— EXERCISE —
Please quote every line word for word.

— DATASET RECORDS —
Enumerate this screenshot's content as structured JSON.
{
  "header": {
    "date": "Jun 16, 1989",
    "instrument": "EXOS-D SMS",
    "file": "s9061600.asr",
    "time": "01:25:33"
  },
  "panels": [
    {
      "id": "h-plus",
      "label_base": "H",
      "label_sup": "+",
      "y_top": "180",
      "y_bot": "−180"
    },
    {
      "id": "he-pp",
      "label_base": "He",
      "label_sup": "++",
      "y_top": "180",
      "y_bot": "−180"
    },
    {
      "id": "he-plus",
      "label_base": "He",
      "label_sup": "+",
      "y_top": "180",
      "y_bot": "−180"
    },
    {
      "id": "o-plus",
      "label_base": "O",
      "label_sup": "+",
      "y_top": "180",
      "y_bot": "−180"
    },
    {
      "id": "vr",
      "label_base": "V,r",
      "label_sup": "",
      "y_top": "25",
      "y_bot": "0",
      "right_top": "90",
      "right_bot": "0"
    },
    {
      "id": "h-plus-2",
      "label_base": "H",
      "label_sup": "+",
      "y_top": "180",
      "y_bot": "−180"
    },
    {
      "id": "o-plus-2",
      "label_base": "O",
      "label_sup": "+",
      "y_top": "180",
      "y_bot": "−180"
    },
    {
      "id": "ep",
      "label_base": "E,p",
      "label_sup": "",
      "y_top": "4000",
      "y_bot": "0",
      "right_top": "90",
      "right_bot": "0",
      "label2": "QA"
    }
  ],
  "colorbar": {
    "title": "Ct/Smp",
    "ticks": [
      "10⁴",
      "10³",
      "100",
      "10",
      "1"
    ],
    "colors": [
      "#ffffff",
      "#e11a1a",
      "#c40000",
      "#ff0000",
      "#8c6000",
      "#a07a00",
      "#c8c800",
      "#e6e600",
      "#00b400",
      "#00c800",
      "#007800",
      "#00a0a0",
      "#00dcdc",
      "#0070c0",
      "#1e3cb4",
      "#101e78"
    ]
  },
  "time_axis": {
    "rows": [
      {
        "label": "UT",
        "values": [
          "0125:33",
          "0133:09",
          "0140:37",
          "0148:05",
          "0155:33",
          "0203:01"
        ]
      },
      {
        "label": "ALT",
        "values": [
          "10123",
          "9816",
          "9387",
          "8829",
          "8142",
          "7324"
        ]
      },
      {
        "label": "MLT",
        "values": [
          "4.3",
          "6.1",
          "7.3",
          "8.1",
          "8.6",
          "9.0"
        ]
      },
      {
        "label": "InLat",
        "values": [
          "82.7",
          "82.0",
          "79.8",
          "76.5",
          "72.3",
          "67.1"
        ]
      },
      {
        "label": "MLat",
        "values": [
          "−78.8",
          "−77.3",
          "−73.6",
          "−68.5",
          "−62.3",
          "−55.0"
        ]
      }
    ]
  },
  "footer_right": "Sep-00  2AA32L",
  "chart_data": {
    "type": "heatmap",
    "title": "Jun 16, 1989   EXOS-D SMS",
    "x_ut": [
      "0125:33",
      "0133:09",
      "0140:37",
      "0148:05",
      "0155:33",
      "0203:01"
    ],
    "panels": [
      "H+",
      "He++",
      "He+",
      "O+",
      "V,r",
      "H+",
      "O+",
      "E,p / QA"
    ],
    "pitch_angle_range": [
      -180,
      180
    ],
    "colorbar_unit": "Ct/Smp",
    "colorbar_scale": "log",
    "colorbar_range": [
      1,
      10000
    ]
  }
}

— ANSWER IN FULL —
Enumerate this screenshot's content as structured JSON.
{
  "header": {
    "date": "Jun 16, 1989",
    "instrument": "EXOS-D SMS",
    "file": "s9061600.asr",
    "time": "01:25:33"
  },
  "panels": [
    {
      "id": "h-plus",
      "label_base": "H",
      "label_sup": "+",
      "y_top": "180",
      "y_bot": "−180"
    },
    {
      "id": "he-pp",
      "label_base": "He",
      "label_sup": "++",
      "y_top": "180",
      "y_bot": "−180"
    },
    {
      "id": "he-plus",
      "label_base": "He",
      "label_sup": "+",
      "y_top": "180",
      "y_bot": "−180"
    },
    {
      "id": "o-plus",
      "label_base": "O",
      "label_sup": "+",
      "y_top": "180",
      "y_bot": "−180"
    },
    {
      "id": "vr",
      "label_base": "V,r",
      "label_sup": "",
      "y_top": "25",
      "y_bot": "0",
      "right_top": "90",
      "right_bot": "0"
    },
    {
      "id": "h-plus-2",
      "label_base": "H",
      "label_sup": "+",
      "y_top": "180",
      "y_bot": "−180"
    },
    {
      "id": "o-plus-2",
      "label_base": "O",
      "label_sup": "+",
      "y_top": "180",
      "y_bot": "−180"
    },
    {
      "id": "ep",
      "label_base": "E,p",
      "label_sup": "",
      "y_top": "4000",
      "y_bot": "0",
      "right_top": "90",
      "right_bot": "0",
      "label2": "QA"
    }
  ],
  "colorbar": {
    "title": "Ct/Smp",
    "ticks": [
      "10⁴",
      "10³",
      "100",
      "10",
      "1"
    ],
    "colors": [
      "#ffffff",
      "#e11a1a",
      "#c40000",
      "#ff0000",
      "#8c6000",
      "#a07a00",
      "#c8c800",
      "#e6e600",
      "#00b400",
      "#00c800",
      "#007800",
      "#00a0a0",
      "#00dcdc",
      "#0070c0",
      "#1e3cb4",
      "#101e78"
    ]
  },
  "time_axis": {
    "rows": [
      {
        "label": "UT",
        "values": [
          "0125:33",
          "0133:09",
          "0140:37",
          "0148:05",
          "0155:33",
          "0203:01"
        ]
      },
      {
        "label": "ALT",
        "values": [
          "10123",
          "9816",
          "9387",
          "8829",
          "8142",
          "7324"
        ]
      },
      {
        "label": "MLT",
        "values": [
          "4.3",
          "6.1",
          "7.3",
          "8.1",
          "8.6",
          "9.0"
        ]
      },
      {
        "label": "InLat",
        "values": [
          "82.7",
          "82.0",
          "79.8",
          "76.5",
          "72.3",
          "67.1"
        ]
      },
      {
        "label": "MLat",
        "values": [
          "−78.8",
          "−77.3",
          "−73.6",
          "−68.5",
          "−62.3",
          "−55.0"
        ]
      }
    ]
  },
  "footer_right": "Sep-00  2AA32L",
  "chart_data": {
    "type": "heatmap",
    "title": "Jun 16, 1989   EXOS-D SMS",
    "x_ut": [
      "0125:33",
      "0133:09",
      "0140:37",
      "0148:05",
      "0155:33",
      "0203:01"
    ],
    "panels": [
      "H+",
      "He++",
      "He+",
      "O+",
      "V,r",
      "H+",
      "O+",
      "E,p / QA"
    ],
    "pitch_angle_range": [
      -180,
      180
    ],
    "colorbar_unit": "Ct/Smp",
    "colorbar_scale": "log",
    "colorbar_range": [
      1,
      10000
    ]
  }
}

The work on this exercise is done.